> [Written exercise]
Exactly and only the lines from the line holding "Output a JSON" to the end of the records should be reproduced. Leave pictures out.

Data excerpts
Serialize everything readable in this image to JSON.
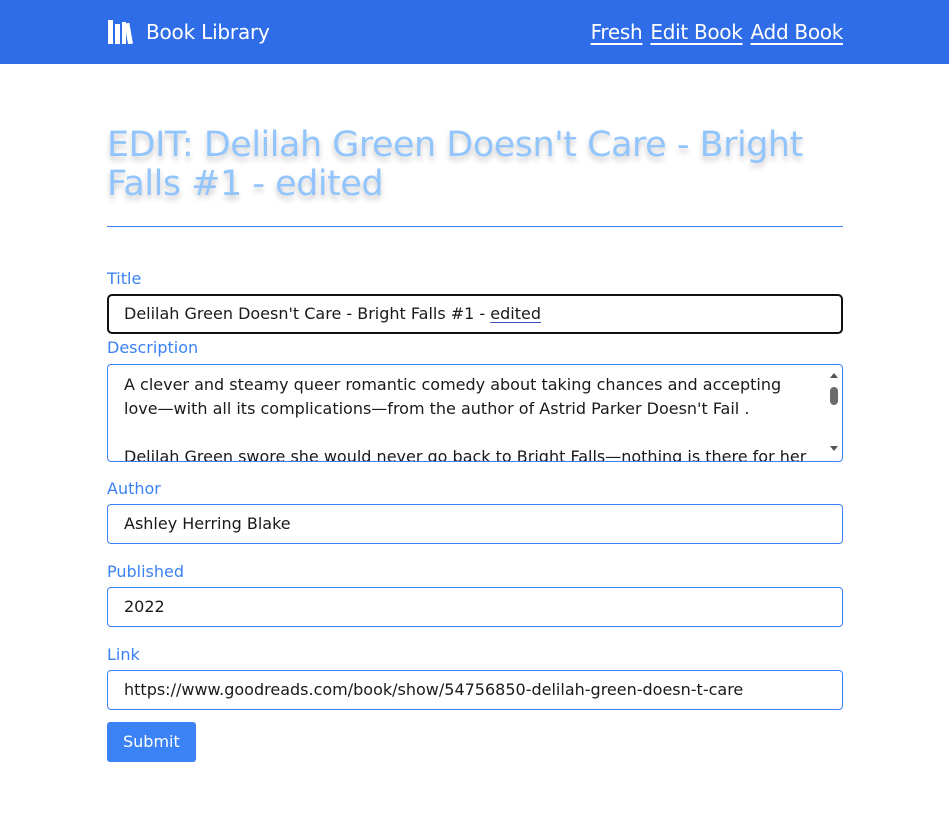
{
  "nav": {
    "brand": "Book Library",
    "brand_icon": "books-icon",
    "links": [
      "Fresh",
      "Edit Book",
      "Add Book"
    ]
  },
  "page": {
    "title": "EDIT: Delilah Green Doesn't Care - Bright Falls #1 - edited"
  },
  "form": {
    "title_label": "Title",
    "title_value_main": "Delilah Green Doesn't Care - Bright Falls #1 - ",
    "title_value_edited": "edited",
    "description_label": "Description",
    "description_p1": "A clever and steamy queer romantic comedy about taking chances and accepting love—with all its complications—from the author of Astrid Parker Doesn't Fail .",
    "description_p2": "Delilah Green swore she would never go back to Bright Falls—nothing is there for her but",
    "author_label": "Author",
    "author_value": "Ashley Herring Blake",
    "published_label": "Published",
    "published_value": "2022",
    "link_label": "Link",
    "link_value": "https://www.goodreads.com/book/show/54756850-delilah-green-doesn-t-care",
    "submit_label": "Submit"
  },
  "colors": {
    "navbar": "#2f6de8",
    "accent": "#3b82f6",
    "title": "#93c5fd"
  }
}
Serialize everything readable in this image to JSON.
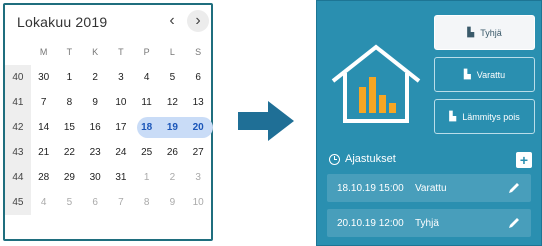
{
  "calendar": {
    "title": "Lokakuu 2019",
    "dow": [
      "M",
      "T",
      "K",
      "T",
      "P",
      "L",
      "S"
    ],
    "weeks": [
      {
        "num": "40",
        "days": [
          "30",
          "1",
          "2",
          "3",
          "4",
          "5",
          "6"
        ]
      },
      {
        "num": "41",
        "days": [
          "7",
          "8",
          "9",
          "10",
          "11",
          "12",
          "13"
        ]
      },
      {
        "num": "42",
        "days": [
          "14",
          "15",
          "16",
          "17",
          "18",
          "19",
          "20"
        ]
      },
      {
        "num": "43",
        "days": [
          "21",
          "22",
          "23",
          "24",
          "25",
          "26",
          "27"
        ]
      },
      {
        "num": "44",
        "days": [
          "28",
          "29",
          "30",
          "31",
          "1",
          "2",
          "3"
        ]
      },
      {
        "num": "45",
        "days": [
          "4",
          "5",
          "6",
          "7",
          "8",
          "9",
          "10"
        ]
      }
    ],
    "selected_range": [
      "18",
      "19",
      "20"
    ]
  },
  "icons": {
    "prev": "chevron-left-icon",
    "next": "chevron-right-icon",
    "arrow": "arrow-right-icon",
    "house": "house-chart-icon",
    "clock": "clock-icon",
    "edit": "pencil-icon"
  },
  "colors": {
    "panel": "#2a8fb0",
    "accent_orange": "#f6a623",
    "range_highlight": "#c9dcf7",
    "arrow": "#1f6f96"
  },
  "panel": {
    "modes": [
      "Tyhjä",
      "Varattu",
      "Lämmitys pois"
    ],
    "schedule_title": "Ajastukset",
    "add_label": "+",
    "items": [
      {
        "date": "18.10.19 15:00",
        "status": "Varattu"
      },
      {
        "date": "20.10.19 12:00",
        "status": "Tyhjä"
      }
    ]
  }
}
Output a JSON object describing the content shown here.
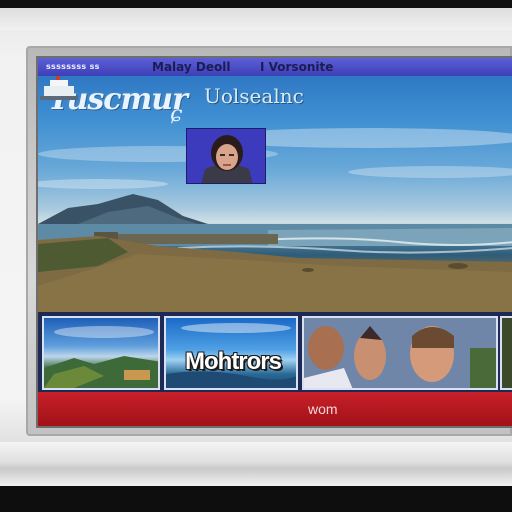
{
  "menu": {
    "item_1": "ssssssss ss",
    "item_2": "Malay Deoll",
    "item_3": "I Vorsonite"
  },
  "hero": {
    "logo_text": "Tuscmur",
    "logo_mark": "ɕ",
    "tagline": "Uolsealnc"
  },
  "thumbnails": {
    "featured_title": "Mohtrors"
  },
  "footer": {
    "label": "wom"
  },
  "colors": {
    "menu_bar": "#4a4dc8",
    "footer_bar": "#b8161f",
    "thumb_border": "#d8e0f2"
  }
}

> [Result for this task]
Output a JSON object describing the content shown here.
{
  "menu": {
    "item_1": "ssssssss ss",
    "item_2": "Malay Deoll",
    "item_3": "I Vorsonite"
  },
  "hero": {
    "logo_text": "Tuscmur",
    "logo_mark": "ɕ",
    "tagline": "Uolsealnc"
  },
  "thumbnails": {
    "featured_title": "Mohtrors"
  },
  "footer": {
    "label": "wom"
  },
  "colors": {
    "menu_bar": "#4a4dc8",
    "footer_bar": "#b8161f",
    "thumb_border": "#d8e0f2"
  }
}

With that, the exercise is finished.